*** MATERIAL SHOWN ***

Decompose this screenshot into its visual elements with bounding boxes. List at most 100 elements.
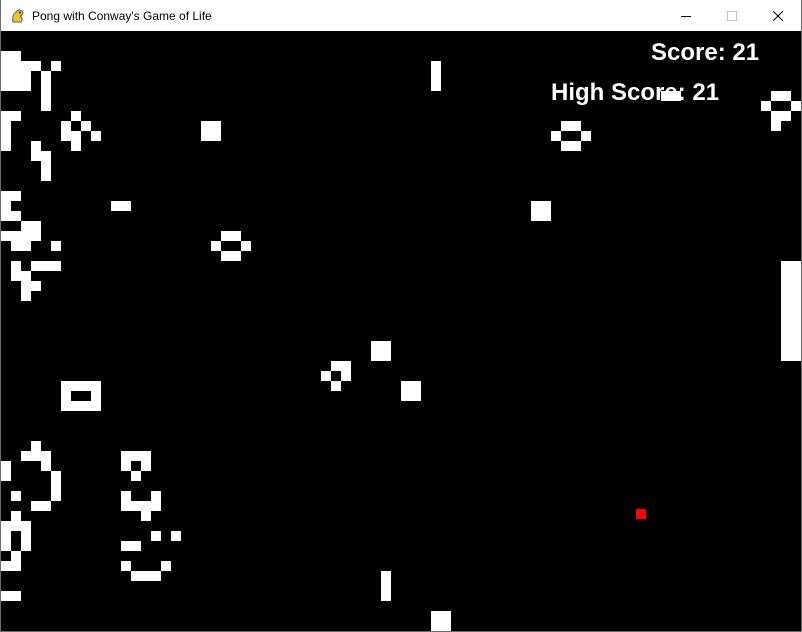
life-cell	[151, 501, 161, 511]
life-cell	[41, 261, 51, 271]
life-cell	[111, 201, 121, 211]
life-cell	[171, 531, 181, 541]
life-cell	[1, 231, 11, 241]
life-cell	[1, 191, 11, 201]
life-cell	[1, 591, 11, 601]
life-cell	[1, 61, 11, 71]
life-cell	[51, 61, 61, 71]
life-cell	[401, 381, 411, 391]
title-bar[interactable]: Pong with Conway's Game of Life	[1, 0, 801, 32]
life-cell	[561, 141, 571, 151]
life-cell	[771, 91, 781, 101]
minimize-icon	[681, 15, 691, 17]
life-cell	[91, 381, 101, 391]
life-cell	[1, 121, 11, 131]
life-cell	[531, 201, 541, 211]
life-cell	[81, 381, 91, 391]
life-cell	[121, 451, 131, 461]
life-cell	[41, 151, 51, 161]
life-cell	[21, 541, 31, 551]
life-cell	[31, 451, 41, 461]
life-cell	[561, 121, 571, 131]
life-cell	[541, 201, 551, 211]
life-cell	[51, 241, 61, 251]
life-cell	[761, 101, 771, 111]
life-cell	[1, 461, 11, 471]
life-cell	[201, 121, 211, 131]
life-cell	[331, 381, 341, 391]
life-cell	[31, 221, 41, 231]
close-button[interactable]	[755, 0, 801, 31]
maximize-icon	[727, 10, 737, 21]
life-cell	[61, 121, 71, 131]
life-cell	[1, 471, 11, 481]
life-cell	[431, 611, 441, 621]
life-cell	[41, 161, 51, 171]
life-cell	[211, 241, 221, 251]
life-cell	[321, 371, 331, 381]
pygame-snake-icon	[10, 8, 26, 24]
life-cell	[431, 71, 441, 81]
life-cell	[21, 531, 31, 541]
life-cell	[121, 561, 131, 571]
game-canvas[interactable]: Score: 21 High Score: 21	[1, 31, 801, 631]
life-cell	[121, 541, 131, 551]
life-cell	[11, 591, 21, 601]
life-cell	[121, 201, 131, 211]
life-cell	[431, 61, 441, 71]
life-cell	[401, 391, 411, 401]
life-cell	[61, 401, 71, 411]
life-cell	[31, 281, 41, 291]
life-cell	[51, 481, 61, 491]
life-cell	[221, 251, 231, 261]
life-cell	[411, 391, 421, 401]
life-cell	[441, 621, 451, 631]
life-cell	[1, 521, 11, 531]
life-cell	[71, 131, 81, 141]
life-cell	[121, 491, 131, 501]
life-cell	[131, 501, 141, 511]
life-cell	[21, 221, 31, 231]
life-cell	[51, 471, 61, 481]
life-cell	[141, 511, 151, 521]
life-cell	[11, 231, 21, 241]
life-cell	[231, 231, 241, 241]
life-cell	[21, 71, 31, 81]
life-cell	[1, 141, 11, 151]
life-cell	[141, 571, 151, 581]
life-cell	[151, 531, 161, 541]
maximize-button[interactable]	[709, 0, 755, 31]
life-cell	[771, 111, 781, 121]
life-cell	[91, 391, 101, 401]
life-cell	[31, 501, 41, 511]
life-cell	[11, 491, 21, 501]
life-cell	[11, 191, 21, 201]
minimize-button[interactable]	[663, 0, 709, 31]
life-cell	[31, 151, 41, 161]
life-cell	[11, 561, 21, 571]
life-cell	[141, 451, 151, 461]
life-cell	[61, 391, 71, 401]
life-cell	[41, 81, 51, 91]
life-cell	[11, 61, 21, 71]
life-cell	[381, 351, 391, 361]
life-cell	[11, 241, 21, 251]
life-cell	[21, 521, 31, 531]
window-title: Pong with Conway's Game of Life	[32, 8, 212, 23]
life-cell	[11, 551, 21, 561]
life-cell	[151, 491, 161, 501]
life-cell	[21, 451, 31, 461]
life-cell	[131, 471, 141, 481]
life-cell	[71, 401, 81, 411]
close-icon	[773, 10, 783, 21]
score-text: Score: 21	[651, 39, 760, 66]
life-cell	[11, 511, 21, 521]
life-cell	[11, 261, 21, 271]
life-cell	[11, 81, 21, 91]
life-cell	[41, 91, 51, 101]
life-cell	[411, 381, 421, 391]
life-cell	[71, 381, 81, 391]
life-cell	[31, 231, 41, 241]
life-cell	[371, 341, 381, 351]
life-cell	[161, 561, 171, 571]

***
*** MATERIAL SHOWN ***

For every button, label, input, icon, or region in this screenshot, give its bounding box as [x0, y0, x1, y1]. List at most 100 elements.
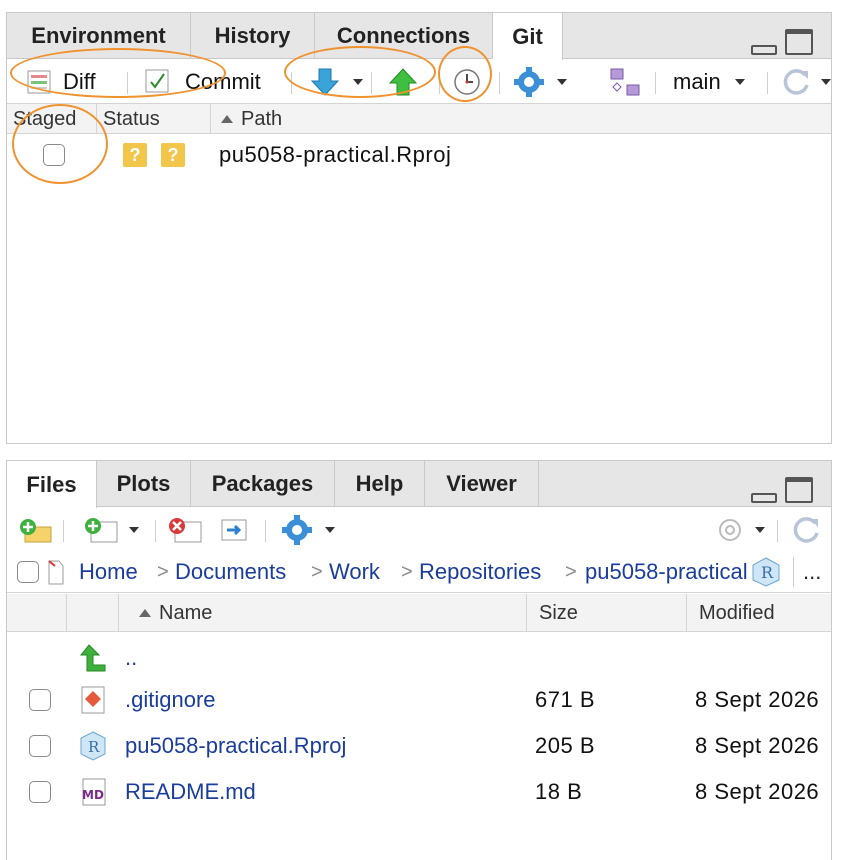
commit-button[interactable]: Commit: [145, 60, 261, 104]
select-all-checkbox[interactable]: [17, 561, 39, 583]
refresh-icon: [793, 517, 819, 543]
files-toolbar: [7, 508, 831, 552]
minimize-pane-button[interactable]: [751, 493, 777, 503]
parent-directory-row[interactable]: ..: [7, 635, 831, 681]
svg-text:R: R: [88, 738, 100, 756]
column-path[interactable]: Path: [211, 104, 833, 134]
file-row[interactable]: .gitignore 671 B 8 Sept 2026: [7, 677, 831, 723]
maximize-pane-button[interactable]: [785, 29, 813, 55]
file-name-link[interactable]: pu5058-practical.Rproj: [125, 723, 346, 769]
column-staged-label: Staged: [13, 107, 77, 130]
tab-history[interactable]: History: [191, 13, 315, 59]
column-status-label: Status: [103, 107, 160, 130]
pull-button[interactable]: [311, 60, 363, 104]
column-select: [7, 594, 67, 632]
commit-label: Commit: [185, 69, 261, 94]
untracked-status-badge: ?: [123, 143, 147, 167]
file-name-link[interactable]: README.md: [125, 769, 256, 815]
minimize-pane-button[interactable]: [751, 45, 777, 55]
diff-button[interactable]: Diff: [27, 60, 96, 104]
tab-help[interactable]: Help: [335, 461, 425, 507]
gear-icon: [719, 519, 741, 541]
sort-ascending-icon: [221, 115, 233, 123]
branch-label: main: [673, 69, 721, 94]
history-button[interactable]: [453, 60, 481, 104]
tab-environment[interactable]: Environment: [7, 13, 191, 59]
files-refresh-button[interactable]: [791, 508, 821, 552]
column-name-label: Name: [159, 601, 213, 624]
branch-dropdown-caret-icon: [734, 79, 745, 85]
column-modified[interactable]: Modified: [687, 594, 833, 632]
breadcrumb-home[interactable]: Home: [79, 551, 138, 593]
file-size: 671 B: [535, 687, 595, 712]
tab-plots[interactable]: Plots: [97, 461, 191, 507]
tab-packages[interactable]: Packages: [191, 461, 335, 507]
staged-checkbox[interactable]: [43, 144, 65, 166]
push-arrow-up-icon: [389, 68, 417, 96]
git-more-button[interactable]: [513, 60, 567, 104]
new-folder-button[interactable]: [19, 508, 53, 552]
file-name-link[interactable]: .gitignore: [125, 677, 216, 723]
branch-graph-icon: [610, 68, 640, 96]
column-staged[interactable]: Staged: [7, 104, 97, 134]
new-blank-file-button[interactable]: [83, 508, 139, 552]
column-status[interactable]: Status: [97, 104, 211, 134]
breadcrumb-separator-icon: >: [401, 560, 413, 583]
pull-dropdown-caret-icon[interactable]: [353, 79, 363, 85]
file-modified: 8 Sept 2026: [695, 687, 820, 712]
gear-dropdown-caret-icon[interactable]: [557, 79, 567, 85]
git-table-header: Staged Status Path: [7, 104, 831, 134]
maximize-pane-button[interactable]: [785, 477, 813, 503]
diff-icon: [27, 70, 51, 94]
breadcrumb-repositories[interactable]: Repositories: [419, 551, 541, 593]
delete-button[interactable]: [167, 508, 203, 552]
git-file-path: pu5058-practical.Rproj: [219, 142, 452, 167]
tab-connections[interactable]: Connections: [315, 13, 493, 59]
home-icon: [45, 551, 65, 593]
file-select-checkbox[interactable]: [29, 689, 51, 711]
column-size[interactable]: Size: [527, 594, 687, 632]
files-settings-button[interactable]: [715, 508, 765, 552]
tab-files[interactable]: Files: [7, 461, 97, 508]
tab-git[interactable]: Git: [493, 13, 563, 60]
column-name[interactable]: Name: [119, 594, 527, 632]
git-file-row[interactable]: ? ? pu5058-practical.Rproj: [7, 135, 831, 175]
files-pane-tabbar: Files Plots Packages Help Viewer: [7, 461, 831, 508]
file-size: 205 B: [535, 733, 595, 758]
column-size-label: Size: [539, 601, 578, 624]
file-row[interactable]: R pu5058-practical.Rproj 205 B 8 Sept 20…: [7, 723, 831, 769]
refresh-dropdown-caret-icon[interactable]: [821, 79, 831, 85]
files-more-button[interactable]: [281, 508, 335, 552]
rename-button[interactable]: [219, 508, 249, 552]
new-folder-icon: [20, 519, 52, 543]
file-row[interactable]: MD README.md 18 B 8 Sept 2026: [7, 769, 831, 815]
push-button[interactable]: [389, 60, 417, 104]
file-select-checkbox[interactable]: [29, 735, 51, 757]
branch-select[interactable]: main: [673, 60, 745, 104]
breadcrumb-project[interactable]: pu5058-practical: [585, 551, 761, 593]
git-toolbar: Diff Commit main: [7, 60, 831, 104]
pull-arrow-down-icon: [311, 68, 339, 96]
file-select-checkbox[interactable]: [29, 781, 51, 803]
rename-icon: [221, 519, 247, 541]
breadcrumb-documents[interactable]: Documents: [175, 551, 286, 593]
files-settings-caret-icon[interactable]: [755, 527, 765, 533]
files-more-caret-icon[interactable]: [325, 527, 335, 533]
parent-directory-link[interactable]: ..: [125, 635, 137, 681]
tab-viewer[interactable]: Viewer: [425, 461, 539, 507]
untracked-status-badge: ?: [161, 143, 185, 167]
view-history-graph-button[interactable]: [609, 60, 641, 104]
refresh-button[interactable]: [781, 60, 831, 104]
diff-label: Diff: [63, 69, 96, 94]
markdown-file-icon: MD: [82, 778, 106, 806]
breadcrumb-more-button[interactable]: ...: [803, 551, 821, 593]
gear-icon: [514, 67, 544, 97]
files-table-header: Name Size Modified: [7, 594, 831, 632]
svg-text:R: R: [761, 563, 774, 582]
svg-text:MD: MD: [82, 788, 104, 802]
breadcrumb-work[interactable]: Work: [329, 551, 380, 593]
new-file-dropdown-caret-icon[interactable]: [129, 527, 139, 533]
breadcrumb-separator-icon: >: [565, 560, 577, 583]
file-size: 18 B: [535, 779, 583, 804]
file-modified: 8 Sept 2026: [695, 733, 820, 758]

***

REQUEST —
Lay out the lines from the one containing "commit-button[interactable]: Commit: [145, 60, 261, 104]" up to and including the one containing "svg-text:R: R: [88, 738, 100, 756]" as a Markdown table with the columns "No." and "Entry", giving each line a row number and skipping any blank lines.

TASK OUTPUT —
| No. | Entry |
|---|---|
| 1 | commit-button[interactable]: Commit: [145, 60, 261, 104] |
| 2 | select-all-checkbox[interactable]: [17, 561, 39, 583] |
| 3 | refresh-icon: [793, 517, 819, 543] |
| 4 | files-toolbar: [7, 508, 831, 552] |
| 5 | minimize-pane-button[interactable]: [751, 493, 777, 503] |
| 6 | parent-directory-row[interactable]: ..: [7, 635, 831, 681] |
| 7 | svg-text:R: R: [88, 738, 100, 756] |